**Lines of data:**
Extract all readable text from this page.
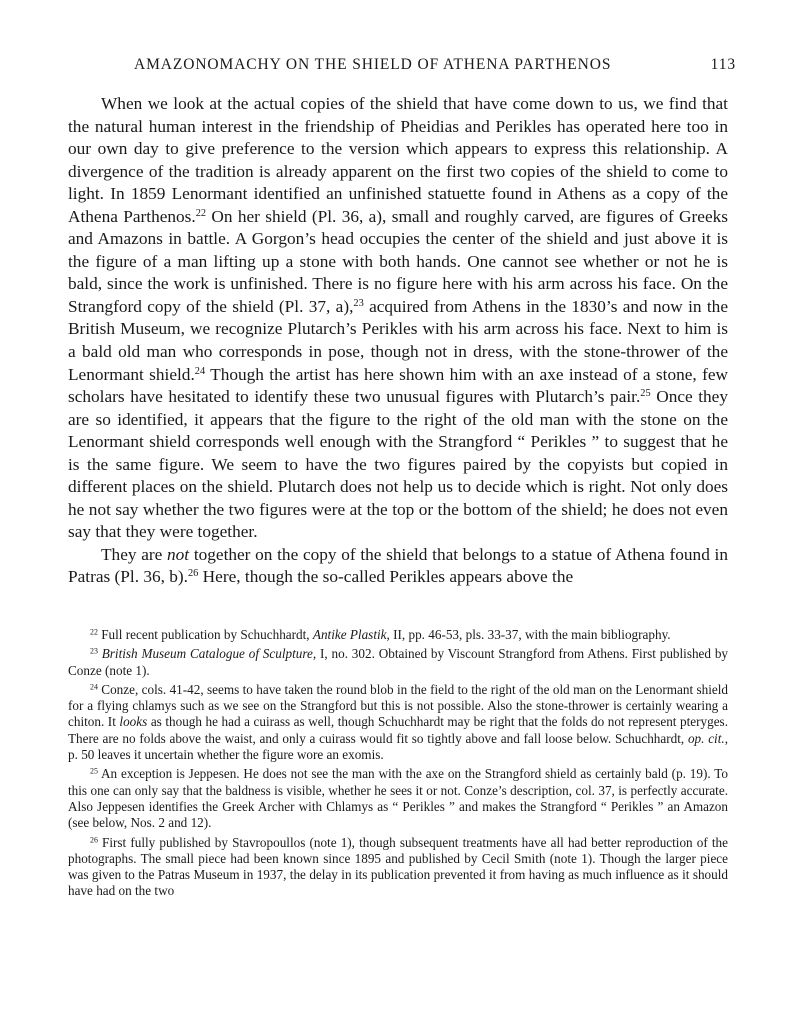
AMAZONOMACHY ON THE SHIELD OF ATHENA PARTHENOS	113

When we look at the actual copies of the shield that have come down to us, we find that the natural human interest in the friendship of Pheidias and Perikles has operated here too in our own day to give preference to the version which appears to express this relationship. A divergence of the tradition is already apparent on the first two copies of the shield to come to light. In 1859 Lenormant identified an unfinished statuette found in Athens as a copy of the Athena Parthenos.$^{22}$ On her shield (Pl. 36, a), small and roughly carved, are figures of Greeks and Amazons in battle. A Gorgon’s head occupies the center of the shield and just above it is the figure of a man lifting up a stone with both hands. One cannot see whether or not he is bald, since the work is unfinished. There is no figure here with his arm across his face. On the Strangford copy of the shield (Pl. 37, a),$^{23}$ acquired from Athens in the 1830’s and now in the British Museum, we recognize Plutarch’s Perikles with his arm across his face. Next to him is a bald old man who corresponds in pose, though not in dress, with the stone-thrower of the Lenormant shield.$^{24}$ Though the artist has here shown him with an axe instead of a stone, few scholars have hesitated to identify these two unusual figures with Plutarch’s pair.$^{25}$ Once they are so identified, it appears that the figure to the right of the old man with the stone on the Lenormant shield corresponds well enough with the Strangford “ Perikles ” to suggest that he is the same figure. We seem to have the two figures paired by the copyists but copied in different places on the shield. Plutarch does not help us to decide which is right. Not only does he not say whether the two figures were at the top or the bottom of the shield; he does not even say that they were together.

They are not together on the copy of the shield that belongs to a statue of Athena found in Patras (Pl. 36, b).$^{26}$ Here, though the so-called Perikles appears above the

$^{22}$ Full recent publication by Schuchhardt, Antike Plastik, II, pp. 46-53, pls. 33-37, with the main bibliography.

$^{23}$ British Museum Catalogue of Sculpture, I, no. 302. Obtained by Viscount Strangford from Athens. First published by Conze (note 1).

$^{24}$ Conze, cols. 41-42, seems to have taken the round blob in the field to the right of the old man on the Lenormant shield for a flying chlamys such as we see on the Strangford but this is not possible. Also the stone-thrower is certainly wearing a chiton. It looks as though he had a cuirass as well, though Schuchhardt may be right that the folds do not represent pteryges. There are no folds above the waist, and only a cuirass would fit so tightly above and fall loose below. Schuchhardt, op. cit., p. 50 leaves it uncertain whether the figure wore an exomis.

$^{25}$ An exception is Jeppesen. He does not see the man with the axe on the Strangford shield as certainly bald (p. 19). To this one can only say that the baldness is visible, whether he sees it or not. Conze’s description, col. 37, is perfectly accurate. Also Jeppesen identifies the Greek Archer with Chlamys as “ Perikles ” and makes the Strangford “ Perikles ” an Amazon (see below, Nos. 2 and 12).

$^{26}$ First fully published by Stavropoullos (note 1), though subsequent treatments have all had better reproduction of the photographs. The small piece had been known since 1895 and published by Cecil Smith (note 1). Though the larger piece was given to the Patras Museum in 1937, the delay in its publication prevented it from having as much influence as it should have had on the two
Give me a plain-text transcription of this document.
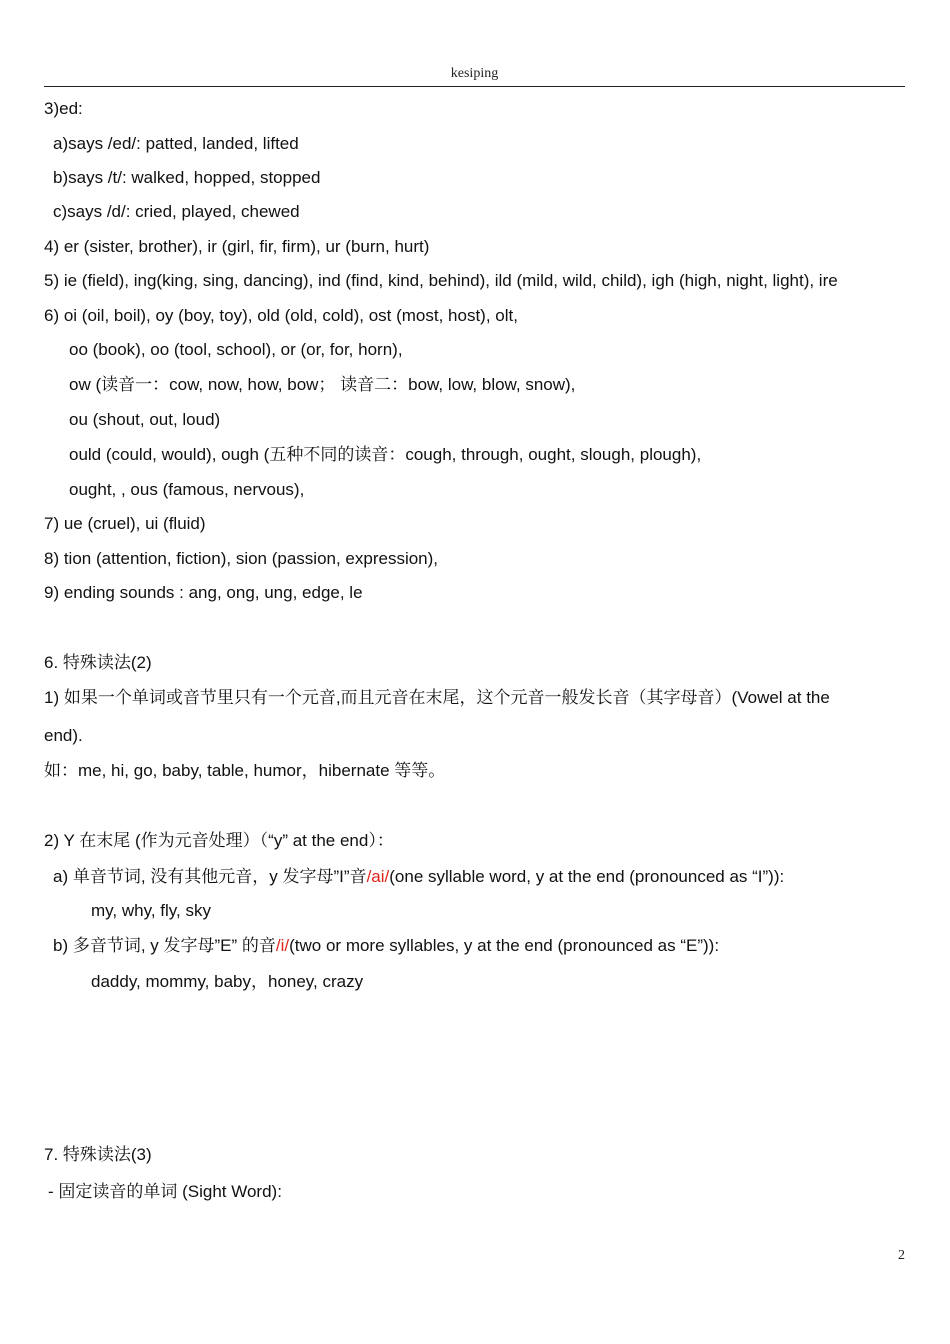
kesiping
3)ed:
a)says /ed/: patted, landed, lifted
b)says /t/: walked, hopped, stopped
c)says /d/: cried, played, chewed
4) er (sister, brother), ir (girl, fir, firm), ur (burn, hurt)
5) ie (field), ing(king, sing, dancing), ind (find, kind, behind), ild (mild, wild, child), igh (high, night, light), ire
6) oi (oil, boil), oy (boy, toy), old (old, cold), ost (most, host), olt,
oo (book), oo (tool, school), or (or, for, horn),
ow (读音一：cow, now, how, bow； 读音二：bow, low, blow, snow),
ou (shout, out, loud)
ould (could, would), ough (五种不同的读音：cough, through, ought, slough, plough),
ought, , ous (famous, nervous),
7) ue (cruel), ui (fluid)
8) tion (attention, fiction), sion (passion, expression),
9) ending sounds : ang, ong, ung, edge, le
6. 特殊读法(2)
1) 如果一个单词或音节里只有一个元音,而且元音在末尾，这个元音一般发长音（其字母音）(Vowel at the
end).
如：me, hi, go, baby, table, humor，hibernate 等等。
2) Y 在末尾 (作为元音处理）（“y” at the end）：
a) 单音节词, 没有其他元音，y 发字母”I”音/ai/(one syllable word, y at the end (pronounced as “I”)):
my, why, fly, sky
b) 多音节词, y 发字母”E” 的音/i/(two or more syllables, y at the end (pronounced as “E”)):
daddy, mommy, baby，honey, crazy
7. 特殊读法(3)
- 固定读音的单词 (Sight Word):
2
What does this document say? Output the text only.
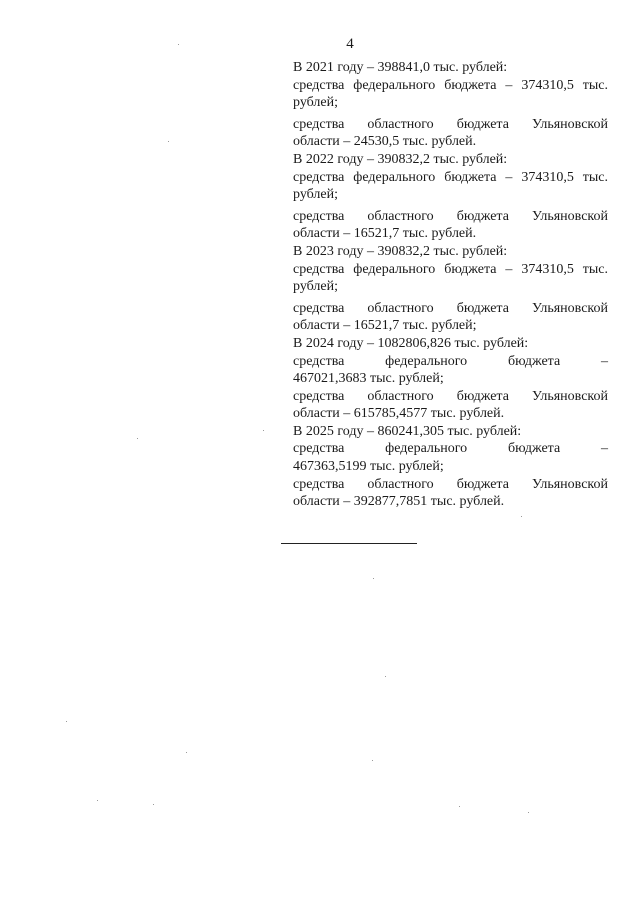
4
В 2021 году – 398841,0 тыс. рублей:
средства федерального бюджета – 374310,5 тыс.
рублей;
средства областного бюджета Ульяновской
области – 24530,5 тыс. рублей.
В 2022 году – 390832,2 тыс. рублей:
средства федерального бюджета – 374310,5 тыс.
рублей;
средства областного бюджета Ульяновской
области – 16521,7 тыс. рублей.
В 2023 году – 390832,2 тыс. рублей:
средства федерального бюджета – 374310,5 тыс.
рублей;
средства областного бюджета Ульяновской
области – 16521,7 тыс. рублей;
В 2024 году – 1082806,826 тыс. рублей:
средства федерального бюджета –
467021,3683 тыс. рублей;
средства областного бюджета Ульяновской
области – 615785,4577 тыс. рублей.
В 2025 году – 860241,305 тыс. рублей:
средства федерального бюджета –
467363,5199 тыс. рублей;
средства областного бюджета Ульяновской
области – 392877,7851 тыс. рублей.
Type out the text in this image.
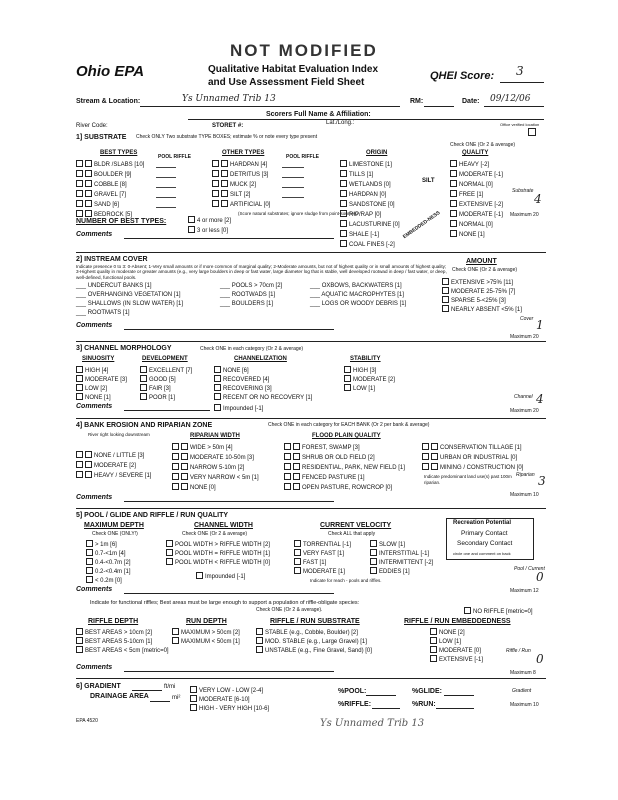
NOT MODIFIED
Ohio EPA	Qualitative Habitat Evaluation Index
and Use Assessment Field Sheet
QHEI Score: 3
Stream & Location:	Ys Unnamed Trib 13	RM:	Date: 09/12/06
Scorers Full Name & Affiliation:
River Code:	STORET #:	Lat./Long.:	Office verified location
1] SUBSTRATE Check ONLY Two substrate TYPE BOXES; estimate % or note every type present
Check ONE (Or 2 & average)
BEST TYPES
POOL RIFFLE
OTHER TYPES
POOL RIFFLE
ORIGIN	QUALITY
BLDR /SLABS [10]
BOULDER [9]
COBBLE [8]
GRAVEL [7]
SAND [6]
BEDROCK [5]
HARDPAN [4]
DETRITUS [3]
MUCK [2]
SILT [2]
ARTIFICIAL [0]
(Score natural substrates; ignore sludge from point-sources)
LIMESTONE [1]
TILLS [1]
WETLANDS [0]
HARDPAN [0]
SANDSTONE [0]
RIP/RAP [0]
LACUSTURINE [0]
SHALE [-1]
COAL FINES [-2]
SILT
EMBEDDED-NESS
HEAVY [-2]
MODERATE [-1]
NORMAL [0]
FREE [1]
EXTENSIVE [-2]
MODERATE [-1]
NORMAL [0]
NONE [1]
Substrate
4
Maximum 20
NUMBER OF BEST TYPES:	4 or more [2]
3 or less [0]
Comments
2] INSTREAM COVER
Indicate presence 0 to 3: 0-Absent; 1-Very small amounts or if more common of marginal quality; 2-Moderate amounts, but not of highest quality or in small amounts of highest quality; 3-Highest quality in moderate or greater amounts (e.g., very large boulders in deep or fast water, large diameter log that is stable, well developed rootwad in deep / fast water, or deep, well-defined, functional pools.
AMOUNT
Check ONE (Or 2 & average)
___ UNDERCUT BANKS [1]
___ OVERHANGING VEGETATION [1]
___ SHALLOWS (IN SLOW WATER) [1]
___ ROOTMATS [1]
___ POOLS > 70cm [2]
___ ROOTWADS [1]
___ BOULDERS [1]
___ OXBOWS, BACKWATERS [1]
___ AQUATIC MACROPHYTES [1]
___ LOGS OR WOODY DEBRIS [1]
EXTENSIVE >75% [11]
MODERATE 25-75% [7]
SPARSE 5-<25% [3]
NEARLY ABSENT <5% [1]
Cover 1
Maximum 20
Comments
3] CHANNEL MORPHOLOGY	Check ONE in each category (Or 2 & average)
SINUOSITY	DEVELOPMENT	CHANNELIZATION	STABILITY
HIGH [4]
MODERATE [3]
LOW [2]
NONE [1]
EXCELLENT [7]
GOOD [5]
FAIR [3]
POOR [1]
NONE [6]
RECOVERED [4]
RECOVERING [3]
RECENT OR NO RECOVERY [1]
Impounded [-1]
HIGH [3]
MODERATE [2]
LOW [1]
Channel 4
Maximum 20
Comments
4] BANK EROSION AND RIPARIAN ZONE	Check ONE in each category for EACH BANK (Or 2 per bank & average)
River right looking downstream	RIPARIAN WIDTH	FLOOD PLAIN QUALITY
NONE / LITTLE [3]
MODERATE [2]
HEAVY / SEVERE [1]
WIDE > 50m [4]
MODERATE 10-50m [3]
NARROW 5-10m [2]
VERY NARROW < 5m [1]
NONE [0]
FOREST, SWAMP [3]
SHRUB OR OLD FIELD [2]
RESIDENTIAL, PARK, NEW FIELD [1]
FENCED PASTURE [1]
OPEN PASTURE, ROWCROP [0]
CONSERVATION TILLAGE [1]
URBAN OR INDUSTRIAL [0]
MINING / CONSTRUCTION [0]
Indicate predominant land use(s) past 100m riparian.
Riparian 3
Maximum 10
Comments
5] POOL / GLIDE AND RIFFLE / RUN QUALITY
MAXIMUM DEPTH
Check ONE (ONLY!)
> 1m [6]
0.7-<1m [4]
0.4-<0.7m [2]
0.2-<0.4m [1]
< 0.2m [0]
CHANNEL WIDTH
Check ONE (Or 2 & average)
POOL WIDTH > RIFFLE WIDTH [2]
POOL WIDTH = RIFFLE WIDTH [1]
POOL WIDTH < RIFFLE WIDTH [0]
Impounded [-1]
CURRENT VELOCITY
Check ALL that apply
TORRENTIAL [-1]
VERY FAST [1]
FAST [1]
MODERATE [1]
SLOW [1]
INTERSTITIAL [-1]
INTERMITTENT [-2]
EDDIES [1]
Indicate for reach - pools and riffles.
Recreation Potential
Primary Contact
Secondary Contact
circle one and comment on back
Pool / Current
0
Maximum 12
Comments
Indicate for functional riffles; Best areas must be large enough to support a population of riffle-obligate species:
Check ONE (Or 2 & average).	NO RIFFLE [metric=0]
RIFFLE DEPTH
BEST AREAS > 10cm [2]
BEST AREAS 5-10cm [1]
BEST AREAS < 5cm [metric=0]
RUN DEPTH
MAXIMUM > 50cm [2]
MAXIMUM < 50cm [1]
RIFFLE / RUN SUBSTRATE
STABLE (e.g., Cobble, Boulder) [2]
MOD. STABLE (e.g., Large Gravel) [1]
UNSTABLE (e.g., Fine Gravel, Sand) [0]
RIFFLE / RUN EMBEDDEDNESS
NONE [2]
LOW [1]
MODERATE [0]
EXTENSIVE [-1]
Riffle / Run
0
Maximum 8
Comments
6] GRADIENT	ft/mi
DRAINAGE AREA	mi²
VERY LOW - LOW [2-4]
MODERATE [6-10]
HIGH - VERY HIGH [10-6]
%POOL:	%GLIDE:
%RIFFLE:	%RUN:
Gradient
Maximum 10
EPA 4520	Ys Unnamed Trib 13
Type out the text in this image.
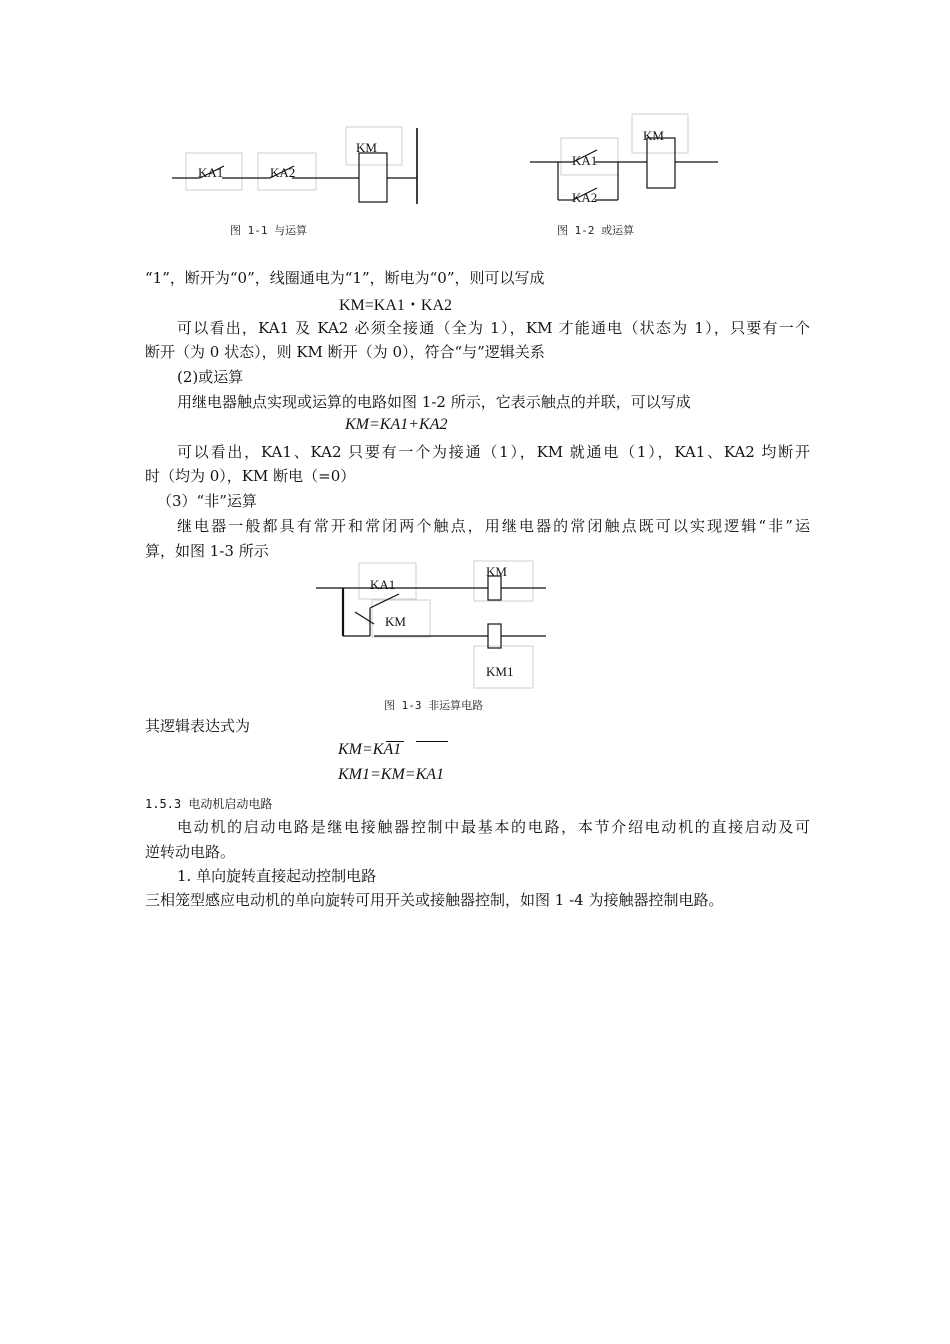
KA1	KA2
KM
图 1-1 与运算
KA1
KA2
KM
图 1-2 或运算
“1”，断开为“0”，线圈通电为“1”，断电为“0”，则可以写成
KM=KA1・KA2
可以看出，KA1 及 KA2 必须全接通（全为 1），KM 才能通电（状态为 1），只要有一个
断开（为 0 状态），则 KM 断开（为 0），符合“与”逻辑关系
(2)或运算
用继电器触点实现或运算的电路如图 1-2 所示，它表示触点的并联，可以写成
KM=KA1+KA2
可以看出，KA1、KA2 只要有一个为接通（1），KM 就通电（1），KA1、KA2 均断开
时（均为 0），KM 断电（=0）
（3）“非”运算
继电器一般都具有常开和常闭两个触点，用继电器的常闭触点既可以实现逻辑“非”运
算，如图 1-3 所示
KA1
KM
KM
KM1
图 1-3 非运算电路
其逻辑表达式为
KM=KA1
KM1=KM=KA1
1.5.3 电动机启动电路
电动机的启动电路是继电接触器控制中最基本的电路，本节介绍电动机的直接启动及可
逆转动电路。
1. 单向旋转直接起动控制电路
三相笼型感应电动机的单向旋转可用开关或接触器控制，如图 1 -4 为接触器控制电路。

**WHAT THE TASK ASKS:**
Copy out every line in the entries above that holds "metric".

**REPLY TO THE EXERCISE:**
Check ONE (Or 2 & average).	NO RIFFLE [metric=0]
BEST AREAS < 5cm [metric=0]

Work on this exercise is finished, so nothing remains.